[Data extracted from a collection]
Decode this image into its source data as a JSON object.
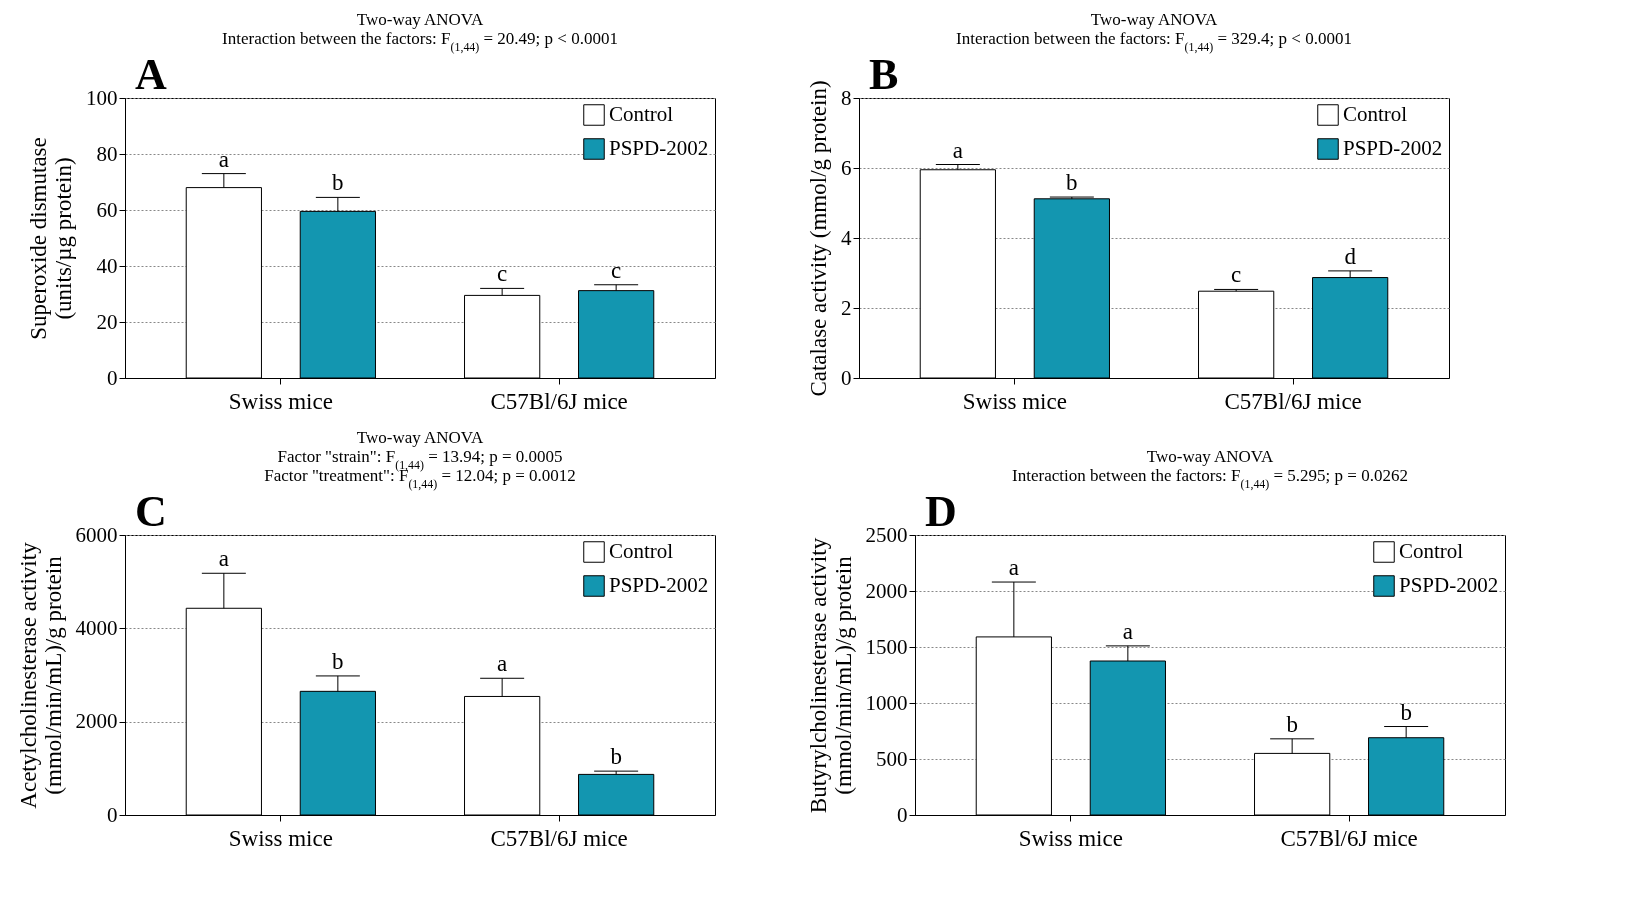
{
  "chart_data": [
    {
      "type": "bar",
      "title": "Two-way ANOVA",
      "subtitle": "Interaction between the factors: F$_{(1,44)}$ = 20.49; p < 0.0001",
      "ylabel": "Superoxide dismutase\n(units/µg protein)",
      "annotations": [
        "A"
      ],
      "categories": [
        "Swiss mice",
        "C57Bl/6J mice"
      ],
      "ylim": [
        0,
        100
      ],
      "yticks": [
        0,
        20,
        40,
        60,
        80,
        100
      ],
      "grid": "y",
      "legend": "top right",
      "series": [
        {
          "name": "Control",
          "color": "#ffffff",
          "values": [
            68,
            29.5
          ],
          "errors": [
            [
              68,
              73
            ],
            [
              29.5,
              32
            ]
          ],
          "value_labels": [
            "a",
            "c"
          ]
        },
        {
          "name": "PSPD-2002",
          "color": "#1396b0",
          "values": [
            59.5,
            31.2
          ],
          "errors": [
            [
              59.5,
              64.5
            ],
            [
              31.2,
              33.3
            ]
          ],
          "value_labels": [
            "b",
            "c"
          ]
        }
      ]
    },
    {
      "type": "bar",
      "title": "Two-way ANOVA",
      "subtitle": "Interaction between the factors: F$_{(1,44)}$ = 329.4; p < 0.0001",
      "ylabel": "Catalase activity (mmol/g protein)",
      "annotations": [
        "B"
      ],
      "categories": [
        "Swiss mice",
        "C57Bl/6J mice"
      ],
      "ylim": [
        0,
        8
      ],
      "yticks": [
        0,
        2,
        4,
        6,
        8
      ],
      "grid": "y",
      "legend": "top right",
      "series": [
        {
          "name": "Control",
          "color": "#ffffff",
          "values": [
            5.95,
            2.48
          ],
          "errors": [
            [
              5.95,
              6.1
            ],
            [
              2.48,
              2.53
            ]
          ],
          "value_labels": [
            "a",
            "c"
          ]
        },
        {
          "name": "PSPD-2002",
          "color": "#1396b0",
          "values": [
            5.12,
            2.87
          ],
          "errors": [
            [
              5.12,
              5.17
            ],
            [
              2.87,
              3.06
            ]
          ],
          "value_labels": [
            "b",
            "d"
          ]
        }
      ]
    },
    {
      "type": "bar",
      "title": "Two-way ANOVA",
      "subtitle": "Factor \"strain\": F$_{(1,44)}$ = 13.94; p = 0.0005\nFactor \"treatment\": F$_{(1,44)}$ = 12.04; p = 0.0012",
      "ylabel": "Acetylcholinesterase activity\n(mmol/min/mL)/g protein",
      "annotations": [
        "C"
      ],
      "categories": [
        "Swiss mice",
        "C57Bl/6J mice"
      ],
      "ylim": [
        0,
        6000
      ],
      "yticks": [
        0,
        2000,
        4000,
        6000
      ],
      "grid": "y",
      "legend": "top right",
      "series": [
        {
          "name": "Control",
          "color": "#ffffff",
          "values": [
            4430,
            2540
          ],
          "errors": [
            [
              4430,
              5180
            ],
            [
              2540,
              2930
            ]
          ],
          "value_labels": [
            "a",
            "a"
          ]
        },
        {
          "name": "PSPD-2002",
          "color": "#1396b0",
          "values": [
            2650,
            870
          ],
          "errors": [
            [
              2650,
              2980
            ],
            [
              870,
              940
            ]
          ],
          "value_labels": [
            "b",
            "b"
          ]
        }
      ]
    },
    {
      "type": "bar",
      "title": "Two-way ANOVA",
      "subtitle": "Interaction between the factors: F$_{(1,44)}$ = 5.295; p = 0.0262",
      "ylabel": "Butyrylcholinesterase activity\n(mmol/min/mL)/g protein",
      "annotations": [
        "D"
      ],
      "categories": [
        "Swiss mice",
        "C57Bl/6J mice"
      ],
      "ylim": [
        0,
        2500
      ],
      "yticks": [
        0,
        500,
        1000,
        1500,
        2000,
        2500
      ],
      "grid": "y",
      "legend": "top right",
      "series": [
        {
          "name": "Control",
          "color": "#ffffff",
          "values": [
            1590,
            550
          ],
          "errors": [
            [
              1590,
              2080
            ],
            [
              550,
              680
            ]
          ],
          "value_labels": [
            "a",
            "b"
          ]
        },
        {
          "name": "PSPD-2002",
          "color": "#1396b0",
          "values": [
            1375,
            690
          ],
          "errors": [
            [
              1375,
              1510
            ],
            [
              690,
              790
            ]
          ],
          "value_labels": [
            "a",
            "b"
          ]
        }
      ]
    }
  ]
}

Exercise
If an entry holds a picture, leave the picture out and repeat the rest exactly.

Reply
Decode this image into its source data as a JSON object.
{
  "chart_data": [
    {
      "type": "bar",
      "title": "Two-way ANOVA",
      "subtitle": "Interaction between the factors: F$_{(1,44)}$ = 20.49; p < 0.0001",
      "ylabel": "Superoxide dismutase\n(units/µg protein)",
      "annotations": [
        "A"
      ],
      "categories": [
        "Swiss mice",
        "C57Bl/6J mice"
      ],
      "ylim": [
        0,
        100
      ],
      "yticks": [
        0,
        20,
        40,
        60,
        80,
        100
      ],
      "grid": "y",
      "legend": "top right",
      "series": [
        {
          "name": "Control",
          "color": "#ffffff",
          "values": [
            68,
            29.5
          ],
          "errors": [
            [
              68,
              73
            ],
            [
              29.5,
              32
            ]
          ],
          "value_labels": [
            "a",
            "c"
          ]
        },
        {
          "name": "PSPD-2002",
          "color": "#1396b0",
          "values": [
            59.5,
            31.2
          ],
          "errors": [
            [
              59.5,
              64.5
            ],
            [
              31.2,
              33.3
            ]
          ],
          "value_labels": [
            "b",
            "c"
          ]
        }
      ]
    },
    {
      "type": "bar",
      "title": "Two-way ANOVA",
      "subtitle": "Interaction between the factors: F$_{(1,44)}$ = 329.4; p < 0.0001",
      "ylabel": "Catalase activity (mmol/g protein)",
      "annotations": [
        "B"
      ],
      "categories": [
        "Swiss mice",
        "C57Bl/6J mice"
      ],
      "ylim": [
        0,
        8
      ],
      "yticks": [
        0,
        2,
        4,
        6,
        8
      ],
      "grid": "y",
      "legend": "top right",
      "series": [
        {
          "name": "Control",
          "color": "#ffffff",
          "values": [
            5.95,
            2.48
          ],
          "errors": [
            [
              5.95,
              6.1
            ],
            [
              2.48,
              2.53
            ]
          ],
          "value_labels": [
            "a",
            "c"
          ]
        },
        {
          "name": "PSPD-2002",
          "color": "#1396b0",
          "values": [
            5.12,
            2.87
          ],
          "errors": [
            [
              5.12,
              5.17
            ],
            [
              2.87,
              3.06
            ]
          ],
          "value_labels": [
            "b",
            "d"
          ]
        }
      ]
    },
    {
      "type": "bar",
      "title": "Two-way ANOVA",
      "subtitle": "Factor \"strain\": F$_{(1,44)}$ = 13.94; p = 0.0005\nFactor \"treatment\": F$_{(1,44)}$ = 12.04; p = 0.0012",
      "ylabel": "Acetylcholinesterase activity\n(mmol/min/mL)/g protein",
      "annotations": [
        "C"
      ],
      "categories": [
        "Swiss mice",
        "C57Bl/6J mice"
      ],
      "ylim": [
        0,
        6000
      ],
      "yticks": [
        0,
        2000,
        4000,
        6000
      ],
      "grid": "y",
      "legend": "top right",
      "series": [
        {
          "name": "Control",
          "color": "#ffffff",
          "values": [
            4430,
            2540
          ],
          "errors": [
            [
              4430,
              5180
            ],
            [
              2540,
              2930
            ]
          ],
          "value_labels": [
            "a",
            "a"
          ]
        },
        {
          "name": "PSPD-2002",
          "color": "#1396b0",
          "values": [
            2650,
            870
          ],
          "errors": [
            [
              2650,
              2980
            ],
            [
              870,
              940
            ]
          ],
          "value_labels": [
            "b",
            "b"
          ]
        }
      ]
    },
    {
      "type": "bar",
      "title": "Two-way ANOVA",
      "subtitle": "Interaction between the factors: F$_{(1,44)}$ = 5.295; p = 0.0262",
      "ylabel": "Butyrylcholinesterase activity\n(mmol/min/mL)/g protein",
      "annotations": [
        "D"
      ],
      "categories": [
        "Swiss mice",
        "C57Bl/6J mice"
      ],
      "ylim": [
        0,
        2500
      ],
      "yticks": [
        0,
        500,
        1000,
        1500,
        2000,
        2500
      ],
      "grid": "y",
      "legend": "top right",
      "series": [
        {
          "name": "Control",
          "color": "#ffffff",
          "values": [
            1590,
            550
          ],
          "errors": [
            [
              1590,
              2080
            ],
            [
              550,
              680
            ]
          ],
          "value_labels": [
            "a",
            "b"
          ]
        },
        {
          "name": "PSPD-2002",
          "color": "#1396b0",
          "values": [
            1375,
            690
          ],
          "errors": [
            [
              1375,
              1510
            ],
            [
              690,
              790
            ]
          ],
          "value_labels": [
            "a",
            "b"
          ]
        }
      ]
    }
  ]
}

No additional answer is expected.